» **ARTICLE**
● ● ●

In some examples, each user device 110 may be included inside a housing that houses components of the user device 110, such as one or more processors 116 and a memory 118. The housing may also include, or be connected to, a display 112 and an input device 114, which may be interconnected with other components of the user device 110. For case of explanation, only one processor 116 is shown for each user device 110. In some examples, the one or more processors 116, the display 112, the input device 114, and the memory 118 may be interconnected via a bus architecture. The memory 118 may include one or more different types of memory, such as random access memory (RAM), static RAM (SRAM), dynamic RAM (DRAM), and/or another type of memory. Each user device 110 may also include a storage device (not shown in the example of FIG. 1), such as a hard disk (e.g., non-transitory computer readable medium). In some examples, the memory 118 and/or the storage device include program code (e.g., instructions) that may be executed by the processor 116 to control one or more functions of the user device 110. The input device 114 may be used to navigate the interface associated with the generative AI model, provide input to a prompt engineering model, and/or perform other tasks. Working in conjunction with one or more components of the user device 110, the processor 116 may receive information associated with the generative AI model, and control the display 112 to output information associated with the generative AI model. The display 112 may output (e.g., display) information received at the processor 116. In some examples, the processor 116 of the user device 110 is configured to perform operations and implement one or more elements associated with one or more processes, such as the process 700 described with respect to FIG. 7.

● ● ●

» **INFORMATION SHOWN**

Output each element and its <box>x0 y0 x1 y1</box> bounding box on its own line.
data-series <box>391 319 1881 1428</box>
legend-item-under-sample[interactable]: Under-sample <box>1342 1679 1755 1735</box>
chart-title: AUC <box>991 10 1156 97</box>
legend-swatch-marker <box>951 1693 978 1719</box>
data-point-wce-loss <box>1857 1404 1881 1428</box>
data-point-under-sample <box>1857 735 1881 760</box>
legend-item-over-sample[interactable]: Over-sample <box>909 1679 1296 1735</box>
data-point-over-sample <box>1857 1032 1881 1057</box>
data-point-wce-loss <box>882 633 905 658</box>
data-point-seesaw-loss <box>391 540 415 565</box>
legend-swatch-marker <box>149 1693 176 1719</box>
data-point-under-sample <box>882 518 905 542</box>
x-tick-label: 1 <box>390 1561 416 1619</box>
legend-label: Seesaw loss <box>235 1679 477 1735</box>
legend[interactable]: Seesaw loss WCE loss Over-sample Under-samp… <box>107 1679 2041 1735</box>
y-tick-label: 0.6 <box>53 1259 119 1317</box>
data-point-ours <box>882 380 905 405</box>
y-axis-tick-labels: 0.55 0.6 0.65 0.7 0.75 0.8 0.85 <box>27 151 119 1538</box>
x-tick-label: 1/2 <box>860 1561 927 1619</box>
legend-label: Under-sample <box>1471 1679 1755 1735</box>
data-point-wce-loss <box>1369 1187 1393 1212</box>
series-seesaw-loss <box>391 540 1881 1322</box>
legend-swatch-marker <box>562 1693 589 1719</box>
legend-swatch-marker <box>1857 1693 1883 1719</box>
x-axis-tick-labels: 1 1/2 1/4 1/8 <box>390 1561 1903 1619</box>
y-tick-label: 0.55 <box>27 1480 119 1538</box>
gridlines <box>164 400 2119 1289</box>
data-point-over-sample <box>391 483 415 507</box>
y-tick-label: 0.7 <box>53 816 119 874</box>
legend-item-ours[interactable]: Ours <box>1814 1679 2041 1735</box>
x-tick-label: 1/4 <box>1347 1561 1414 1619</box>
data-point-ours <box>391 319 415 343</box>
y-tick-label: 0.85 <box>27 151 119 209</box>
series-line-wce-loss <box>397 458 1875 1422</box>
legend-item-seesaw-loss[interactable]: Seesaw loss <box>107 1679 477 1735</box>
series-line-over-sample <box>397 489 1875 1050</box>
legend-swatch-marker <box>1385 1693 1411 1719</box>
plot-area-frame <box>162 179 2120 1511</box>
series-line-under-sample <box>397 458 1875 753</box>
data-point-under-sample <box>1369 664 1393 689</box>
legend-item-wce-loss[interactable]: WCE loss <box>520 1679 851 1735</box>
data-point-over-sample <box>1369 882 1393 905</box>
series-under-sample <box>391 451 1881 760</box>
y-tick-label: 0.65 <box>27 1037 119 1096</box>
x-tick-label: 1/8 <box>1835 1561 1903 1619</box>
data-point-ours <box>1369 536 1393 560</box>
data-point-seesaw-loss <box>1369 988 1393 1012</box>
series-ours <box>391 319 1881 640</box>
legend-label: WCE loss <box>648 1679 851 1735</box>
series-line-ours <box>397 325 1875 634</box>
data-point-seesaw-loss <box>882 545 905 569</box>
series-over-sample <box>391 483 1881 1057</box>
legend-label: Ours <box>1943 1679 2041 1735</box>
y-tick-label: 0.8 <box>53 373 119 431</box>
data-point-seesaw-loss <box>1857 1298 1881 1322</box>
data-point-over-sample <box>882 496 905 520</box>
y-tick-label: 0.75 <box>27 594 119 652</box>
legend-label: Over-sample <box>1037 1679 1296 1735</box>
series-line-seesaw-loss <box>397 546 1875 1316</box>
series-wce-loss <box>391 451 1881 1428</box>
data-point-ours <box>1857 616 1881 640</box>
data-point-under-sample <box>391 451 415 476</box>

● ● ●

» **JOBS**
**1.** Decide whether each statement agrees with the user device description, answering yes or no and quoting the deciding words of the description: (a) The memory 118 may include static RAM. (b) Several processors are shown for each user device 110. (c) The storage device is depicted in FIG. 1.
**2.** According to the user device description, what may interconnect the processors, display, input device and memory?
**3.** Continue the user device description from its last sentence.
The listing is not required for this work.

» **THE REPLIES**
**1.**
(a) Yes: "static RAM (SRAM)"
(b) No: "only one processor 116 is shown for each user device 110"
(c) No: "(not shown in the example of FIG. 1)"

**2.** A bus architecture.

**3.**
In some examples, the server 120 may be included inside a housing that houses components of the server 120, such as one or more processors 116 and a memory 118. The housing may also include, or be connected to, a display 112 and an input device 114, which may be interconnected with other components of the user device 110. For ease of explanation, only one processor 116 is shown for the server 120. In some examples, the one or more processors 116, the display 112, the input device 114, and the memory 118 may be interconnected via a bus architecture. The memory 118 may include one or more different types of memory, such as RAM, SRAM, DRAM, and/or another type of memory. The server 120 may also include a storage device (not shown in the example of FIG. 1), such as a hard disk (e.g., non-transitory computer readable medium). In some examples, the memory 118 and/or the storage device include program code (e.g., instructions) that may be executed by the processor 116 to control one or more functions of the server 120. For example, the processor 120 may execute instructions for maintaining the generative AI model, training the generative AI model, and/or executing the generative AI model. In some examples, the processor 116 of the server 120 is configured to perform operations and implement one or more elements associated with one or more processes, such as the process 700 described with respect to FIG. 7. Additionally, or alternatively, the processor 116 of the server 120 may be configured to perform operations associated with the 3D generative model 260 described with reference to FIG. 2.

FIG. 2 is a diagram illustrating an example of a hardware implementation for a system 200, according to various aspects of the present disclosure. The system 200 may be a component of a device 250. The device 250 may be an example of a user device 110 or a server 120 described with reference to FIG. 1. As shown in the example of FIG. 2, the device 250 may include a display 112 and an input device 114 (e.g., a keyboard). In some examples, the system 200 is configured to perform operations and implement one or more elements associated with one or more processes, such as the process 700 described with reference to FIG. 7.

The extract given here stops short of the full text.